Each entry below must be repeated word for word.
── SOURCE RECORDS
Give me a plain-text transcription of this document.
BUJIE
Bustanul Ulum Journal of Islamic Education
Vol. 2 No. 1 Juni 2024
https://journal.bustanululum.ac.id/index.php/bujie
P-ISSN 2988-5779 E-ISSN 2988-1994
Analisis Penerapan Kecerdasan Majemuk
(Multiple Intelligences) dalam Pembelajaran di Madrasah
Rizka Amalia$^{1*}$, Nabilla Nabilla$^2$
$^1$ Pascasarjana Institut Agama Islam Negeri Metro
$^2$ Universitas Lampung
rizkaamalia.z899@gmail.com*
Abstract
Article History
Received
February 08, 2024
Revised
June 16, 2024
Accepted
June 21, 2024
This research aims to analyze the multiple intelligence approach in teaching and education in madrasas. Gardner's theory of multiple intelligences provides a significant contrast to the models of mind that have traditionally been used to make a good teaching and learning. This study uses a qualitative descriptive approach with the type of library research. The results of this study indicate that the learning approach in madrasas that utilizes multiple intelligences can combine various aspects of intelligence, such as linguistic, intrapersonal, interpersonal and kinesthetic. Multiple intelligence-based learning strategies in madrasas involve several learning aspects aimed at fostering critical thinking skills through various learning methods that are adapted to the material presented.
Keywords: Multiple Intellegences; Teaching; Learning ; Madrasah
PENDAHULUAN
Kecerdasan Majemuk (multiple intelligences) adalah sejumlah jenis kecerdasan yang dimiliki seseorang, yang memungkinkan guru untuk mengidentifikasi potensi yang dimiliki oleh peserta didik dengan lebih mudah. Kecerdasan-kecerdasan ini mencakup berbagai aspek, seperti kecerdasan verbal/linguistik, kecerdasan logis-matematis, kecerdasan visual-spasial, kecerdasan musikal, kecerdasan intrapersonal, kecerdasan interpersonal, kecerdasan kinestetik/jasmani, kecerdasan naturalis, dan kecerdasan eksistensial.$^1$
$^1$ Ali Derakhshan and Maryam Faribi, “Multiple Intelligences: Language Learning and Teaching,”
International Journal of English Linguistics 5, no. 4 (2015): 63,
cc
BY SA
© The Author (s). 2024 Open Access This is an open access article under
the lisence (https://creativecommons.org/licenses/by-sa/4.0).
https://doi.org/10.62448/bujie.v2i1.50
────
FULL SOLUTION:
Give me a plain-text transcription of this document.
BUJIE
Bustanul Ulum Journal of Islamic Education
Vol. 2 No. 1 Juni 2024
https://journal.bustanululum.ac.id/index.php/bujie
P-ISSN 2988-5779 E-ISSN 2988-1994
Analisis Penerapan Kecerdasan Majemuk
(Multiple Intelligences) dalam Pembelajaran di Madrasah
Rizka Amalia$^{1*}$, Nabilla Nabilla$^2$
$^1$ Pascasarjana Institut Agama Islam Negeri Metro
$^2$ Universitas Lampung
rizkaamalia.z899@gmail.com*
Abstract
Article History
Received
February 08, 2024
Revised
June 16, 2024
Accepted
June 21, 2024
This research aims to analyze the multiple intelligence approach in teaching and education in madrasas. Gardner's theory of multiple intelligences provides a significant contrast to the models of mind that have traditionally been used to make a good teaching and learning. This study uses a qualitative descriptive approach with the type of library research. The results of this study indicate that the learning approach in madrasas that utilizes multiple intelligences can combine various aspects of intelligence, such as linguistic, intrapersonal, interpersonal and kinesthetic. Multiple intelligence-based learning strategies in madrasas involve several learning aspects aimed at fostering critical thinking skills through various learning methods that are adapted to the material presented.
Keywords: Multiple Intellegences; Teaching; Learning ; Madrasah
PENDAHULUAN
Kecerdasan Majemuk (multiple intelligences) adalah sejumlah jenis kecerdasan yang dimiliki seseorang, yang memungkinkan guru untuk mengidentifikasi potensi yang dimiliki oleh peserta didik dengan lebih mudah. Kecerdasan-kecerdasan ini mencakup berbagai aspek, seperti kecerdasan verbal/linguistik, kecerdasan logis-matematis, kecerdasan visual-spasial, kecerdasan musikal, kecerdasan intrapersonal, kecerdasan interpersonal, kecerdasan kinestetik/jasmani, kecerdasan naturalis, dan kecerdasan eksistensial.$^1$
$^1$ Ali Derakhshan and Maryam Faribi, “Multiple Intelligences: Language Learning and Teaching,”
International Journal of English Linguistics 5, no. 4 (2015): 63,
cc
BY SA
© The Author (s). 2024 Open Access This is an open access article under
the lisence (https://creativecommons.org/licenses/by-sa/4.0).
https://doi.org/10.62448/bujie.v2i1.50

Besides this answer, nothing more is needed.